### [TASK DIRECTIONS]
What follows is a block of records; reproduce all of it verbatim.

----------------------------------------

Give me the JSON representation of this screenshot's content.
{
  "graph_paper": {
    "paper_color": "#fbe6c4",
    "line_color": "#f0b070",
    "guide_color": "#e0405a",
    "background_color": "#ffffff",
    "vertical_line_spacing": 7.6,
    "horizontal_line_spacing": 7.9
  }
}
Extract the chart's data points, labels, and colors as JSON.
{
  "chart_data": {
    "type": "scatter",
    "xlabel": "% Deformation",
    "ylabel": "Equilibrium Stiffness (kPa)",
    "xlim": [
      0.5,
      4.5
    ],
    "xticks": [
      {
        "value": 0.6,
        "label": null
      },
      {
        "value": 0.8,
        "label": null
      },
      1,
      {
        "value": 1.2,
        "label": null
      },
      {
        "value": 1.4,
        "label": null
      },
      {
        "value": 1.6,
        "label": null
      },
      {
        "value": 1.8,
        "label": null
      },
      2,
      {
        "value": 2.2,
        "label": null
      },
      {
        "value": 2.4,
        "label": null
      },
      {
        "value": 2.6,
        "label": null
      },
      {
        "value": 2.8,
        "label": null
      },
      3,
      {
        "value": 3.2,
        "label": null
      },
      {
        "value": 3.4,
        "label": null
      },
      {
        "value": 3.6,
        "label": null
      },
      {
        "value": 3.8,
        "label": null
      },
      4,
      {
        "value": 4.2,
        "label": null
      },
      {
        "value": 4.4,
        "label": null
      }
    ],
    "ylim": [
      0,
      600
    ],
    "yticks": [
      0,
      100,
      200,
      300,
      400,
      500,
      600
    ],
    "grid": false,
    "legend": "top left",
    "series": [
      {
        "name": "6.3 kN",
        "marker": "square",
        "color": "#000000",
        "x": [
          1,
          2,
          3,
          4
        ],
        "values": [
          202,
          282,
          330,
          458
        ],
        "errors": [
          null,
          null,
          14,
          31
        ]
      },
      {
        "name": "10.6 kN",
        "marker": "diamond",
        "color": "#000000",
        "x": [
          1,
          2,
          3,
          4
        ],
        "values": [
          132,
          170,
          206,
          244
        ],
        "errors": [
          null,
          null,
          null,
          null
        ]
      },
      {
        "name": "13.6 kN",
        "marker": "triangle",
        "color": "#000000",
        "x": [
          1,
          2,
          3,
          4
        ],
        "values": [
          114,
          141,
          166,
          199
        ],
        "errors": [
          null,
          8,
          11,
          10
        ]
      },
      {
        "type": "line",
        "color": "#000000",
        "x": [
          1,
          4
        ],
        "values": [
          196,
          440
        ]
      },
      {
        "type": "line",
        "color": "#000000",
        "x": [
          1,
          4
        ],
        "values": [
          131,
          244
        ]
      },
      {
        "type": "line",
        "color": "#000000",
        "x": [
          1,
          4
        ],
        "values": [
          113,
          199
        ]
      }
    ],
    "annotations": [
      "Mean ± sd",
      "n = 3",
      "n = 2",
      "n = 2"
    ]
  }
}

----------------------------------------

### [TASK OUTPUT]
Give me the JSON representation of this screenshot's content.
{
  "graph_paper": {
    "paper_color": "#fbe6c4",
    "line_color": "#f0b070",
    "guide_color": "#e0405a",
    "background_color": "#ffffff",
    "vertical_line_spacing": 7.6,
    "horizontal_line_spacing": 7.9
  }
}
Extract the chart's data points, labels, and colors as JSON.
{
  "chart_data": {
    "type": "scatter",
    "xlabel": "% Deformation",
    "ylabel": "Equilibrium Stiffness (kPa)",
    "xlim": [
      0.5,
      4.5
    ],
    "xticks": [
      {
        "value": 0.6,
        "label": null
      },
      {
        "value": 0.8,
        "label": null
      },
      1,
      {
        "value": 1.2,
        "label": null
      },
      {
        "value": 1.4,
        "label": null
      },
      {
        "value": 1.6,
        "label": null
      },
      {
        "value": 1.8,
        "label": null
      },
      2,
      {
        "value": 2.2,
        "label": null
      },
      {
        "value": 2.4,
        "label": null
      },
      {
        "value": 2.6,
        "label": null
      },
      {
        "value": 2.8,
        "label": null
      },
      3,
      {
        "value": 3.2,
        "label": null
      },
      {
        "value": 3.4,
        "label": null
      },
      {
        "value": 3.6,
        "label": null
      },
      {
        "value": 3.8,
        "label": null
      },
      4,
      {
        "value": 4.2,
        "label": null
      },
      {
        "value": 4.4,
        "label": null
      }
    ],
    "ylim": [
      0,
      600
    ],
    "yticks": [
      0,
      100,
      200,
      300,
      400,
      500,
      600
    ],
    "grid": false,
    "legend": "top left",
    "series": [
      {
        "name": "6.3 kN",
        "marker": "square",
        "color": "#000000",
        "x": [
          1,
          2,
          3,
          4
        ],
        "values": [
          202,
          282,
          330,
          458
        ],
        "errors": [
          null,
          null,
          14,
          31
        ]
      },
      {
        "name": "10.6 kN",
        "marker": "diamond",
        "color": "#000000",
        "x": [
          1,
          2,
          3,
          4
        ],
        "values": [
          132,
          170,
          206,
          244
        ],
        "errors": [
          null,
          null,
          null,
          null
        ]
      },
      {
        "name": "13.6 kN",
        "marker": "triangle",
        "color": "#000000",
        "x": [
          1,
          2,
          3,
          4
        ],
        "values": [
          114,
          141,
          166,
          199
        ],
        "errors": [
          null,
          8,
          11,
          10
        ]
      },
      {
        "type": "line",
        "color": "#000000",
        "x": [
          1,
          4
        ],
        "values": [
          196,
          440
        ]
      },
      {
        "type": "line",
        "color": "#000000",
        "x": [
          1,
          4
        ],
        "values": [
          131,
          244
        ]
      },
      {
        "type": "line",
        "color": "#000000",
        "x": [
          1,
          4
        ],
        "values": [
          113,
          199
        ]
      }
    ],
    "annotations": [
      "Mean ± sd",
      "n = 3",
      "n = 2",
      "n = 2"
    ]
  }
}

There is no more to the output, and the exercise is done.